Goal:
Wherever the string "古道西风瘦马" appears in the listing, copy that line.

* Begin Input *

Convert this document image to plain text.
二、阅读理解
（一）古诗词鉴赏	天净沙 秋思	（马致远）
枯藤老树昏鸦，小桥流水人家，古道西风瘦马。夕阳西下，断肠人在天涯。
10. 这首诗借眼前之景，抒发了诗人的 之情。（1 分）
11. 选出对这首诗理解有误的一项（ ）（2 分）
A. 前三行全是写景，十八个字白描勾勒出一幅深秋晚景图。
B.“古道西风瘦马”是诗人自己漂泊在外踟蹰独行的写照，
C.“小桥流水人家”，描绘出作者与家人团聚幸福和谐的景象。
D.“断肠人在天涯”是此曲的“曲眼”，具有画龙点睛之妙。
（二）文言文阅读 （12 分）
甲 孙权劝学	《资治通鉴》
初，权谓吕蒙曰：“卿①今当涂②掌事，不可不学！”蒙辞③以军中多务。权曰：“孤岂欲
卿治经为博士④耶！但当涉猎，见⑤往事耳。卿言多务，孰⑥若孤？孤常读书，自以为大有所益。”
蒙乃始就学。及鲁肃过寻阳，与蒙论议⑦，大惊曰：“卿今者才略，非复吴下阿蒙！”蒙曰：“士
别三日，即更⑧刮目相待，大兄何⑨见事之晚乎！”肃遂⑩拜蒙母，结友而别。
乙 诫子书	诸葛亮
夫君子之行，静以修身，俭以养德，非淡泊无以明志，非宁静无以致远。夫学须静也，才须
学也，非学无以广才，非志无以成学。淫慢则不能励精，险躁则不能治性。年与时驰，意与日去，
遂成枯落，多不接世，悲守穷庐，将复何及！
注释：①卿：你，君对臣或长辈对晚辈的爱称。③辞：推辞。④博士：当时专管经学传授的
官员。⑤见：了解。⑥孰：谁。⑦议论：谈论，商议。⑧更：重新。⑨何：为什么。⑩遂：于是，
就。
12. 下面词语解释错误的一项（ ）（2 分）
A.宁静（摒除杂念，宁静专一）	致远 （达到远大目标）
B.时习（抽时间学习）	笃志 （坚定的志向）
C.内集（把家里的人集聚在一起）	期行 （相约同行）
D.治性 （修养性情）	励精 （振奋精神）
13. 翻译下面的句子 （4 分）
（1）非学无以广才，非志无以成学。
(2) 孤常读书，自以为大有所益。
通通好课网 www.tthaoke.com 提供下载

* End Input *

Worked answer:
枯藤老树昏鸦，小桥流水人家，古道西风瘦马。夕阳西下，断肠人在天涯。
B.“古道西风瘦马”是诗人自己漂泊在外踟蹰独行的写照，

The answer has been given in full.